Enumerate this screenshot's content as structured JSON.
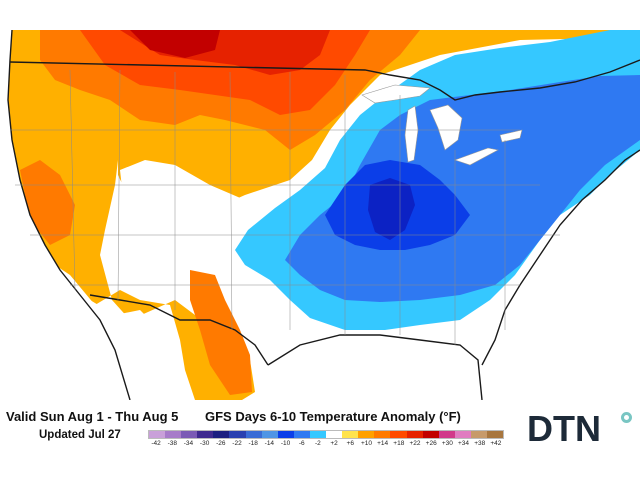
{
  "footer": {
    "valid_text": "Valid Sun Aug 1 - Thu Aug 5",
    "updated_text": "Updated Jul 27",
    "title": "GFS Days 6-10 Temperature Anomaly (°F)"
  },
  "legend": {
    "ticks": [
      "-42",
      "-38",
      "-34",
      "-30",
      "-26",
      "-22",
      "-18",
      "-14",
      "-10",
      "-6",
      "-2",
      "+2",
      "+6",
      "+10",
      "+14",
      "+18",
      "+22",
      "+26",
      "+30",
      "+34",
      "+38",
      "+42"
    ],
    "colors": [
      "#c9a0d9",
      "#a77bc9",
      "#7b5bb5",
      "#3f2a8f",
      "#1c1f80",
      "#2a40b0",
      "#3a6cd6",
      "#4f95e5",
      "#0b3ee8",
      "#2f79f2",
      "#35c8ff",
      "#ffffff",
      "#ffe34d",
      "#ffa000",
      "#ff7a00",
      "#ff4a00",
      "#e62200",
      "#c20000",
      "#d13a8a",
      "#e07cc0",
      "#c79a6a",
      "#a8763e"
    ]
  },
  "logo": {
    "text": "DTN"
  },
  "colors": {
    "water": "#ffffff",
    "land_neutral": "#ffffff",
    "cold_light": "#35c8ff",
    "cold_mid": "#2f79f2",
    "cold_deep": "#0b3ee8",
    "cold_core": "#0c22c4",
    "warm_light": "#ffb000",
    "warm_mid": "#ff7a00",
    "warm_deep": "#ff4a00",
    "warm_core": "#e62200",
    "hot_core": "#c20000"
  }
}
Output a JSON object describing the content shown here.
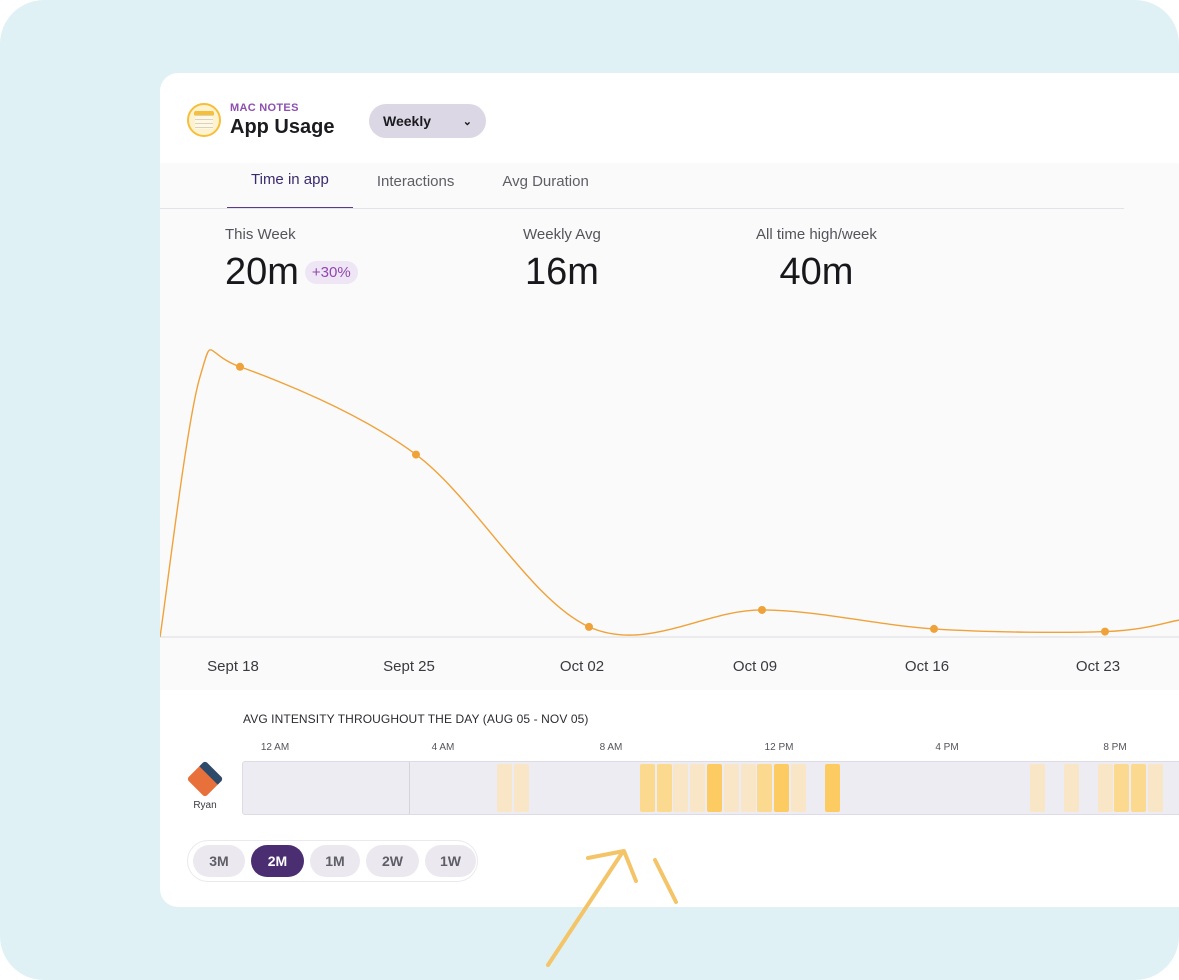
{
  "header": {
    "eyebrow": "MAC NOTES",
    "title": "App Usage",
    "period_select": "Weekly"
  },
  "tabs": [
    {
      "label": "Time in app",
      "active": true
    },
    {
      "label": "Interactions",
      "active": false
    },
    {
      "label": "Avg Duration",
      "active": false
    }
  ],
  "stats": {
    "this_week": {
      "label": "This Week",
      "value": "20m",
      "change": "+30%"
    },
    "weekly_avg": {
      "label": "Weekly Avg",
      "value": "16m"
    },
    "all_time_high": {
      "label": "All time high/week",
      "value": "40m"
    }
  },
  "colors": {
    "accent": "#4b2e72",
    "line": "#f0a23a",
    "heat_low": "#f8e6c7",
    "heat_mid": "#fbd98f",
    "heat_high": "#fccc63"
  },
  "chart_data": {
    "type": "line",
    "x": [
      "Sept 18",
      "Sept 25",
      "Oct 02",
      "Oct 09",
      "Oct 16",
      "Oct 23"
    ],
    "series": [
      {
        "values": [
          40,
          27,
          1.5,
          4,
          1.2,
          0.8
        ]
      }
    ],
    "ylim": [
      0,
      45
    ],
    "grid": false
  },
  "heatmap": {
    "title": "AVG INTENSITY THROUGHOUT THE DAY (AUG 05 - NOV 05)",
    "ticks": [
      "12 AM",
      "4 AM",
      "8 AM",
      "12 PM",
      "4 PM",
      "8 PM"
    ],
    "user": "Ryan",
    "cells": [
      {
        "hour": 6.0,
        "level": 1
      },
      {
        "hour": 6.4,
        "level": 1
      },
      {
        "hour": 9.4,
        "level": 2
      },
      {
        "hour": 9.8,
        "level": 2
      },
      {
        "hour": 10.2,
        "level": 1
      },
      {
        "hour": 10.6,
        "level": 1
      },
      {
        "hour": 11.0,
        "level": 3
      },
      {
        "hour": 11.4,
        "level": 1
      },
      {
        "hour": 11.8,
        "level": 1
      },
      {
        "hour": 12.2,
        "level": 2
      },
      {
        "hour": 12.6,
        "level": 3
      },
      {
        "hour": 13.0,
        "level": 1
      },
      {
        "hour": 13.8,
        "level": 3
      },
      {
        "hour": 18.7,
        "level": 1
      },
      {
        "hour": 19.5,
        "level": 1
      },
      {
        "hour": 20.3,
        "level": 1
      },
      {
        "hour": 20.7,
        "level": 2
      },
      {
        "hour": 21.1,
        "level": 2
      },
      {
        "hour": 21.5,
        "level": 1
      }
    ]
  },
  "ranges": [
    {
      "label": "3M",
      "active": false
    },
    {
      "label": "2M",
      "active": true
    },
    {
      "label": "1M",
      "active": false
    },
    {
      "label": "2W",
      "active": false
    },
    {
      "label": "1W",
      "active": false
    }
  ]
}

* * *

> CHALLENGE
Leave out the pictures and reproduce the rest of the listing exactly.

> SOLUTION TO THIS PROBLEM
Enumerate this screenshot's content as structured JSON.
{
  "footer": {
    "valid_text": "Valid Sun Aug 1 - Thu Aug 5",
    "updated_text": "Updated Jul 27",
    "title": "GFS Days 6-10 Temperature Anomaly (°F)"
  },
  "legend": {
    "ticks": [
      "-42",
      "-38",
      "-34",
      "-30",
      "-26",
      "-22",
      "-18",
      "-14",
      "-10",
      "-6",
      "-2",
      "+2",
      "+6",
      "+10",
      "+14",
      "+18",
      "+22",
      "+26",
      "+30",
      "+34",
      "+38",
      "+42"
    ],
    "colors": [
      "#c9a0d9",
      "#a77bc9",
      "#7b5bb5",
      "#3f2a8f",
      "#1c1f80",
      "#2a40b0",
      "#3a6cd6",
      "#4f95e5",
      "#0b3ee8",
      "#2f79f2",
      "#35c8ff",
      "#ffffff",
      "#ffe34d",
      "#ffa000",
      "#ff7a00",
      "#ff4a00",
      "#e62200",
      "#c20000",
      "#d13a8a",
      "#e07cc0",
      "#c79a6a",
      "#a8763e"
    ]
  },
  "logo": {
    "text": "DTN"
  },
  "colors": {
    "water": "#ffffff",
    "land_neutral": "#ffffff",
    "cold_light": "#35c8ff",
    "cold_mid": "#2f79f2",
    "cold_deep": "#0b3ee8",
    "cold_core": "#0c22c4",
    "warm_light": "#ffb000",
    "warm_mid": "#ff7a00",
    "warm_deep": "#ff4a00",
    "warm_core": "#e62200",
    "hot_core": "#c20000"
  }
}
Output a JSON object describing the content shown here.
{
  "header": {
    "eyebrow": "MAC NOTES",
    "title": "App Usage",
    "period_select": "Weekly"
  },
  "tabs": [
    {
      "label": "Time in app",
      "active": true
    },
    {
      "label": "Interactions",
      "active": false
    },
    {
      "label": "Avg Duration",
      "active": false
    }
  ],
  "stats": {
    "this_week": {
      "label": "This Week",
      "value": "20m",
      "change": "+30%"
    },
    "weekly_avg": {
      "label": "Weekly Avg",
      "value": "16m"
    },
    "all_time_high": {
      "label": "All time high/week",
      "value": "40m"
    }
  },
  "colors": {
    "accent": "#4b2e72",
    "line": "#f0a23a",
    "heat_low": "#f8e6c7",
    "heat_mid": "#fbd98f",
    "heat_high": "#fccc63"
  },
  "chart_data": {
    "type": "line",
    "x": [
      "Sept 18",
      "Sept 25",
      "Oct 02",
      "Oct 09",
      "Oct 16",
      "Oct 23"
    ],
    "series": [
      {
        "values": [
          40,
          27,
          1.5,
          4,
          1.2,
          0.8
        ]
      }
    ],
    "ylim": [
      0,
      45
    ],
    "grid": false
  },
  "heatmap": {
    "title": "AVG INTENSITY THROUGHOUT THE DAY (AUG 05 - NOV 05)",
    "ticks": [
      "12 AM",
      "4 AM",
      "8 AM",
      "12 PM",
      "4 PM",
      "8 PM"
    ],
    "user": "Ryan",
    "cells": [
      {
        "hour": 6.0,
        "level": 1
      },
      {
        "hour": 6.4,
        "level": 1
      },
      {
        "hour": 9.4,
        "level": 2
      },
      {
        "hour": 9.8,
        "level": 2
      },
      {
        "hour": 10.2,
        "level": 1
      },
      {
        "hour": 10.6,
        "level": 1
      },
      {
        "hour": 11.0,
        "level": 3
      },
      {
        "hour": 11.4,
        "level": 1
      },
      {
        "hour": 11.8,
        "level": 1
      },
      {
        "hour": 12.2,
        "level": 2
      },
      {
        "hour": 12.6,
        "level": 3
      },
      {
        "hour": 13.0,
        "level": 1
      },
      {
        "hour": 13.8,
        "level": 3
      },
      {
        "hour": 18.7,
        "level": 1
      },
      {
        "hour": 19.5,
        "level": 1
      },
      {
        "hour": 20.3,
        "level": 1
      },
      {
        "hour": 20.7,
        "level": 2
      },
      {
        "hour": 21.1,
        "level": 2
      },
      {
        "hour": 21.5,
        "level": 1
      }
    ]
  },
  "ranges": [
    {
      "label": "3M",
      "active": false
    },
    {
      "label": "2M",
      "active": true
    },
    {
      "label": "1M",
      "active": false
    },
    {
      "label": "2W",
      "active": false
    },
    {
      "label": "1W",
      "active": false
    }
  ]
}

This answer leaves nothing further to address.